Structured figure records:
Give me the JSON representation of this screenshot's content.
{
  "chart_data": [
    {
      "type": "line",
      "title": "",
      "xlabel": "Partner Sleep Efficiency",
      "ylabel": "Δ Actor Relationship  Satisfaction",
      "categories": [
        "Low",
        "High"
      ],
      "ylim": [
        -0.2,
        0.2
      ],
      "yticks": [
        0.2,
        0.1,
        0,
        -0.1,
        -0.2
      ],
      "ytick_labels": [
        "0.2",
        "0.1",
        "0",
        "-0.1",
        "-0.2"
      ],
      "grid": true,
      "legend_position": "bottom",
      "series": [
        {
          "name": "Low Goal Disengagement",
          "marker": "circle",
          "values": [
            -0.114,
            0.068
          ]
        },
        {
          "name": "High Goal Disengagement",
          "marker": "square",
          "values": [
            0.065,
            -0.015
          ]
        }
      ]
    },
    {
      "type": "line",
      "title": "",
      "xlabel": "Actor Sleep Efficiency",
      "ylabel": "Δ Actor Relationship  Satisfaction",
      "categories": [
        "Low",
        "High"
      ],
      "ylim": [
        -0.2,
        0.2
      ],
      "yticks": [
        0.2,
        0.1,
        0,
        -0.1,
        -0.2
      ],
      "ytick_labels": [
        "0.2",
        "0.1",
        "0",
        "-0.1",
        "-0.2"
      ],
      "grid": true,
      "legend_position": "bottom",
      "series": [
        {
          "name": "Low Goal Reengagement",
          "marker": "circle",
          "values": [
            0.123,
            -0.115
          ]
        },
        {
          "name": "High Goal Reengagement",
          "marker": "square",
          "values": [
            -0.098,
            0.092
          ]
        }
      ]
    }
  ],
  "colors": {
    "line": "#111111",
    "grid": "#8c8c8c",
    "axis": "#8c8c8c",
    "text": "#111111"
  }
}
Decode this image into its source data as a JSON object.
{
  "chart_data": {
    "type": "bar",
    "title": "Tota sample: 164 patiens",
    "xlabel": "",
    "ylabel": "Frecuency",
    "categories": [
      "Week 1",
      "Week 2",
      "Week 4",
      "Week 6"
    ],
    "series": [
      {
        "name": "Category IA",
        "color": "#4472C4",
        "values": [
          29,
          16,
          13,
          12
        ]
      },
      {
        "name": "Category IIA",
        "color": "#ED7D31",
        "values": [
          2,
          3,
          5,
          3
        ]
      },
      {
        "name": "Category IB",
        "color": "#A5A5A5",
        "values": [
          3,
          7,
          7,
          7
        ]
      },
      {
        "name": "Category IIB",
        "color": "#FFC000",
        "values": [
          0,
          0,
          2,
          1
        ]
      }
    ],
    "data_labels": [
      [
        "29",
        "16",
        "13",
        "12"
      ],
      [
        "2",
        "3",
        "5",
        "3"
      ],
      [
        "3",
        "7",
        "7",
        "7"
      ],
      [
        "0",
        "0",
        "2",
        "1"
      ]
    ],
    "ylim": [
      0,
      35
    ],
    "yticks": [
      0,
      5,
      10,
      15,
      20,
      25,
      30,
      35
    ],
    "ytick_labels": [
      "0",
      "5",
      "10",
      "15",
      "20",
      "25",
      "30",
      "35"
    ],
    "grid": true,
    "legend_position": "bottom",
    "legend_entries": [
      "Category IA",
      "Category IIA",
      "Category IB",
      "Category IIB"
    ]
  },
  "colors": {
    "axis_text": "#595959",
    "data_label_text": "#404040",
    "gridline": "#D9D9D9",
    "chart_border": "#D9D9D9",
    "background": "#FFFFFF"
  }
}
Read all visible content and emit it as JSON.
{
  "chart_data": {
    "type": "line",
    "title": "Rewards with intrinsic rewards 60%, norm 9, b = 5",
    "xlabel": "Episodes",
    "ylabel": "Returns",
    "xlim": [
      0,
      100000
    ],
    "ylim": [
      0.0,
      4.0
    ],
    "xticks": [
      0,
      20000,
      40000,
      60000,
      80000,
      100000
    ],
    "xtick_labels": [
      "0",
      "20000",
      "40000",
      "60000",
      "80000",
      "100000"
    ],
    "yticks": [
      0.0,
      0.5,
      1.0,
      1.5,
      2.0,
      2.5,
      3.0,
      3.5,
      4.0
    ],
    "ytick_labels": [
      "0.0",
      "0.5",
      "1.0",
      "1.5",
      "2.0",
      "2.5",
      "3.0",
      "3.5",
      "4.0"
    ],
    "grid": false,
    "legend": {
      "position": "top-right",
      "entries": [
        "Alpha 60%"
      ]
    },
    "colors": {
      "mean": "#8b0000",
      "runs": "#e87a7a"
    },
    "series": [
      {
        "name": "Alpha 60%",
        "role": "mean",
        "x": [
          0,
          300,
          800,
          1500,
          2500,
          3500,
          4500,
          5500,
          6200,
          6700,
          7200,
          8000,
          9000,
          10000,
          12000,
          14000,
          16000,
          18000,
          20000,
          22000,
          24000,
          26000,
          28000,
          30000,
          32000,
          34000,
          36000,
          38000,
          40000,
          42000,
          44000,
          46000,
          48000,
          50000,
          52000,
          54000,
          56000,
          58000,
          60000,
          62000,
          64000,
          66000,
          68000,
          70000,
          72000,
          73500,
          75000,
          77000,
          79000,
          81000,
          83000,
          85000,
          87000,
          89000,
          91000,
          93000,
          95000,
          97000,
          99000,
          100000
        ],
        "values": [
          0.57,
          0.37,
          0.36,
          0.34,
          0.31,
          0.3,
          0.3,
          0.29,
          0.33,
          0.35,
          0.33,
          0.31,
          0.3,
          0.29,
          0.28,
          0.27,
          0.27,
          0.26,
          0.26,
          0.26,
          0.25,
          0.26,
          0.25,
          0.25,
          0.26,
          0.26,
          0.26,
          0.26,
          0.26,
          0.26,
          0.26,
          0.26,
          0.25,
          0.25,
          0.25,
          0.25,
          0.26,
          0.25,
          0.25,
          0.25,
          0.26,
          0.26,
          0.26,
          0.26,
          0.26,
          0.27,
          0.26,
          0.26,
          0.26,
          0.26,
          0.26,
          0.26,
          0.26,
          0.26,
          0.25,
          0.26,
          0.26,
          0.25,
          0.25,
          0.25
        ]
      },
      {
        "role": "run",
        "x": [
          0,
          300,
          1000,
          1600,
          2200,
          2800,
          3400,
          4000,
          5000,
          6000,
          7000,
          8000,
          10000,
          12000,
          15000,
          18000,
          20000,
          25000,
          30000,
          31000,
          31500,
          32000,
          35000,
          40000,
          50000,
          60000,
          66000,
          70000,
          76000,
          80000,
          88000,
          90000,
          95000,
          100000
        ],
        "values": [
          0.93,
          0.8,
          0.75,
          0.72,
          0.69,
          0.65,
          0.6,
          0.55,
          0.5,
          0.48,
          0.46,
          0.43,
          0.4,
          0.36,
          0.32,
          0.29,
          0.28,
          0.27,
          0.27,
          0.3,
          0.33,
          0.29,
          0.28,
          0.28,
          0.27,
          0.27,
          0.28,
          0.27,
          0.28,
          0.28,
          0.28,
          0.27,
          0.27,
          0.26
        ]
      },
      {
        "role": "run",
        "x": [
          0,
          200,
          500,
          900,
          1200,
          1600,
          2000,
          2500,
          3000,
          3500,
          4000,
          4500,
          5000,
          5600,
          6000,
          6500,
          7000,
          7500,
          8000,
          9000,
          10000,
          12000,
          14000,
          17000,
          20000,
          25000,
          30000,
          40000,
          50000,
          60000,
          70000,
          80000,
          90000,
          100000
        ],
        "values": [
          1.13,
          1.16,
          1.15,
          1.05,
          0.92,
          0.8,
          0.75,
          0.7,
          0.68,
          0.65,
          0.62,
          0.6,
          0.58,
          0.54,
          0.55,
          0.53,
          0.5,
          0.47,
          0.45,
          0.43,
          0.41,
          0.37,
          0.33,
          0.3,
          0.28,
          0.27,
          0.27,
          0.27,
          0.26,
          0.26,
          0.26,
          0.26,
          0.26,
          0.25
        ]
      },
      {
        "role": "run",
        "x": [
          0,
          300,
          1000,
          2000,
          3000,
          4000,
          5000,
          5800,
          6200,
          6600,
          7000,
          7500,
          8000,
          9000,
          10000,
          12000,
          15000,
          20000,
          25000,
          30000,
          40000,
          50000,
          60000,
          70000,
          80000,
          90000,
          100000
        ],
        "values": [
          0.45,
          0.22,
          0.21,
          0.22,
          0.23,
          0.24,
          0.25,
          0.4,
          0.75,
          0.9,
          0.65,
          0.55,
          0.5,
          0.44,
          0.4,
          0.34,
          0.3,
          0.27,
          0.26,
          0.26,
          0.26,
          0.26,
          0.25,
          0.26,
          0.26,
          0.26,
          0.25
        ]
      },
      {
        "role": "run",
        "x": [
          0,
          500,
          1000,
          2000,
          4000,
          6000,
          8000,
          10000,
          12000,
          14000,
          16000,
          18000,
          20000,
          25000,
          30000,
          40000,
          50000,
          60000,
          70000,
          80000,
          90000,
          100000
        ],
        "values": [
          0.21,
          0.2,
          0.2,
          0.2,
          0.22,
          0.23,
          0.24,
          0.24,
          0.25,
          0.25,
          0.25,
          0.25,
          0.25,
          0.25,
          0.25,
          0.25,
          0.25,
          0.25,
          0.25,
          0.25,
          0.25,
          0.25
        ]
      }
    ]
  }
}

GIVEN EXERCISE: Pick out each line containing the string "content" and copy it.

RESPONSE TO THE TASK:
Give me the JSON representation of this screenshot's content.
Read all visible content and emit it as JSON.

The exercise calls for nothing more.